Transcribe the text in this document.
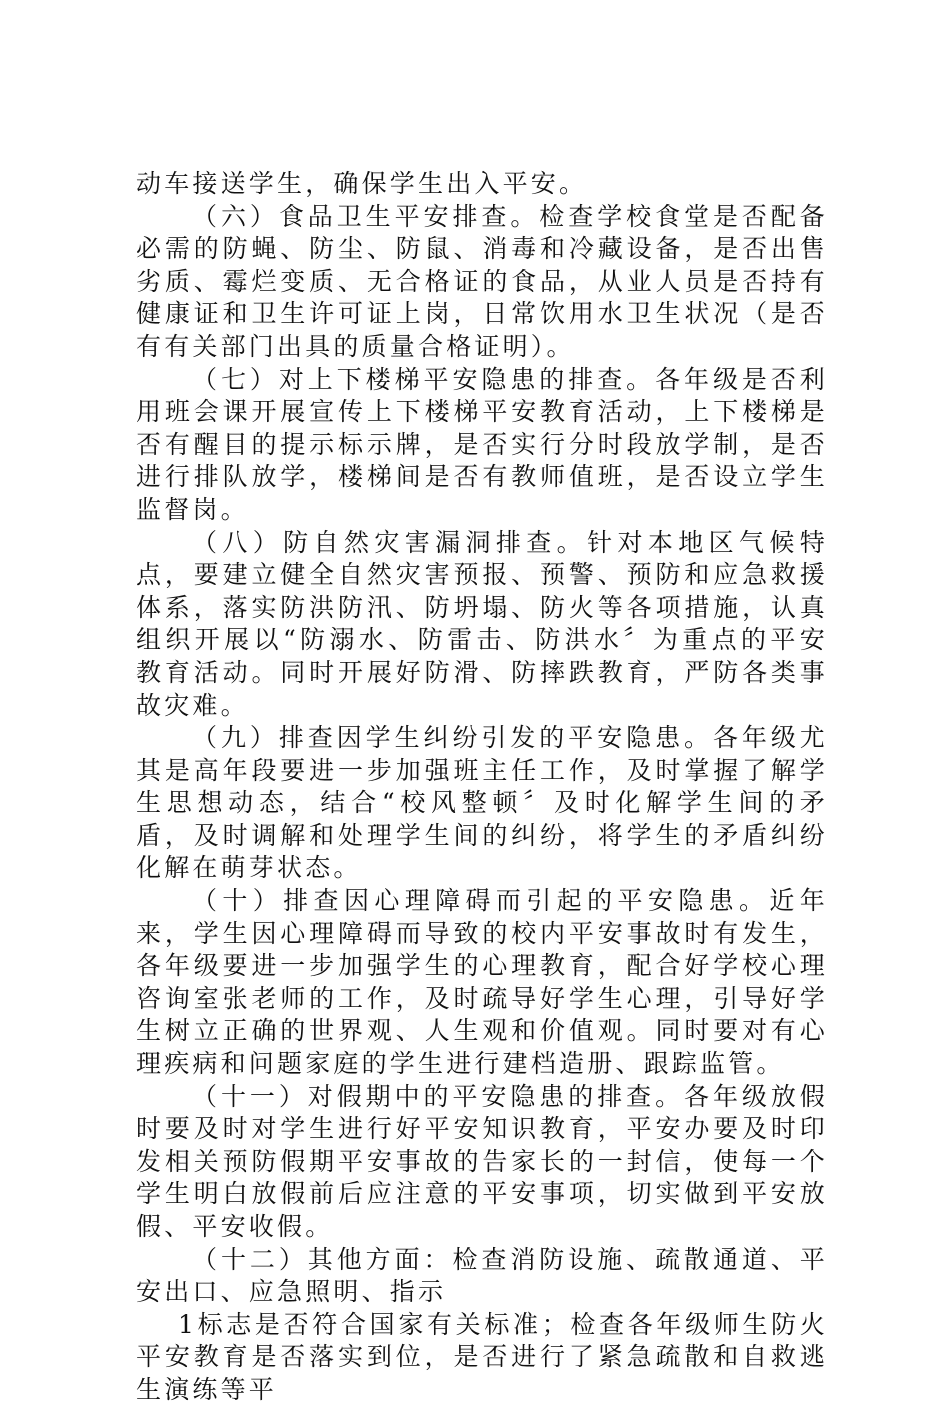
动车接送学生，确保学生出入平安。

（六）食品卫生平安排查。检查学校食堂是否配备必需的防蝇、防尘、防鼠、消毒和冷藏设备，是否出售劣质、霉烂变质、无合格证的食品，从业人员是否持有健康证和卫生许可证上岗，日常饮用水卫生状况（是否有有关部门出具的质量合格证明）。

（七）对上下楼梯平安隐患的排查。各年级是否利用班会课开展宣传上下楼梯平安教育活动，上下楼梯是否有醒目的提示标示牌，是否实行分时段放学制，是否进行排队放学，楼梯间是否有教师值班，是否设立学生监督岗。

（八）防自然灾害漏洞排查。针对本地区气候特点，要建立健全自然灾害预报、预警、预防和应急救援体系，落实防洪防汛、防坍塌、防火等各项措施，认真组织开展以“防溺水、防雷击、防洪水〞为重点的平安教育活动。同时开展好防滑、防摔跌教育，严防各类事故灾难。

（九）排查因学生纠纷引发的平安隐患。各年级尤其是高年段要进一步加强班主任工作，及时掌握了解学生思想动态，结合“校风整顿〞及时化解学生间的矛盾，及时调解和处理学生间的纠纷，将学生的矛盾纠纷化解在萌芽状态。

（十）排查因心理障碍而引起的平安隐患。近年来，学生因心理障碍而导致的校内平安事故时有发生，各年级要进一步加强学生的心理教育，配合好学校心理咨询室张老师的工作，及时疏导好学生心理，引导好学生树立正确的世界观、人生观和价值观。同时要对有心理疾病和问题家庭的学生进行建档造册、跟踪监管。

（十一）对假期中的平安隐患的排查。各年级放假时要及时对学生进行好平安知识教育，平安办要及时印发相关预防假期平安事故的告家长的一封信，使每一个学生明白放假前后应注意的平安事项，切实做到平安放假、平安收假。

（十二）其他方面：检查消防设施、疏散通道、平安出口、应急照明、指示

1标志是否符合国家有关标准；检查各年级师生防火平安教育是否落实到位，是否进行了紧急疏散和自救逃生演练等平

------------------------------------------------------------

[Work required] Restate the whole listing above exactly, please, omitting every image.

[Task result]
Transcribe the text in this document.
动车接送学生，确保学生出入平安。

（六）食品卫生平安排查。检查学校食堂是否配备必需的防蝇、防尘、防鼠、消毒和冷藏设备，是否出售劣质、霉烂变质、无合格证的食品，从业人员是否持有健康证和卫生许可证上岗，日常饮用水卫生状况（是否有有关部门出具的质量合格证明）。

（七）对上下楼梯平安隐患的排查。各年级是否利用班会课开展宣传上下楼梯平安教育活动，上下楼梯是否有醒目的提示标示牌，是否实行分时段放学制，是否进行排队放学，楼梯间是否有教师值班，是否设立学生监督岗。

（八）防自然灾害漏洞排查。针对本地区气候特点，要建立健全自然灾害预报、预警、预防和应急救援体系，落实防洪防汛、防坍塌、防火等各项措施，认真组织开展以“防溺水、防雷击、防洪水〞为重点的平安教育活动。同时开展好防滑、防摔跌教育，严防各类事故灾难。

（九）排查因学生纠纷引发的平安隐患。各年级尤其是高年段要进一步加强班主任工作，及时掌握了解学生思想动态，结合“校风整顿〞及时化解学生间的矛盾，及时调解和处理学生间的纠纷，将学生的矛盾纠纷化解在萌芽状态。

（十）排查因心理障碍而引起的平安隐患。近年来，学生因心理障碍而导致的校内平安事故时有发生，各年级要进一步加强学生的心理教育，配合好学校心理咨询室张老师的工作，及时疏导好学生心理，引导好学生树立正确的世界观、人生观和价值观。同时要对有心理疾病和问题家庭的学生进行建档造册、跟踪监管。

（十一）对假期中的平安隐患的排查。各年级放假时要及时对学生进行好平安知识教育，平安办要及时印发相关预防假期平安事故的告家长的一封信，使每一个学生明白放假前后应注意的平安事项，切实做到平安放假、平安收假。

（十二）其他方面：检查消防设施、疏散通道、平安出口、应急照明、指示

1标志是否符合国家有关标准；检查各年级师生防火平安教育是否落实到位，是否进行了紧急疏散和自救逃生演练等平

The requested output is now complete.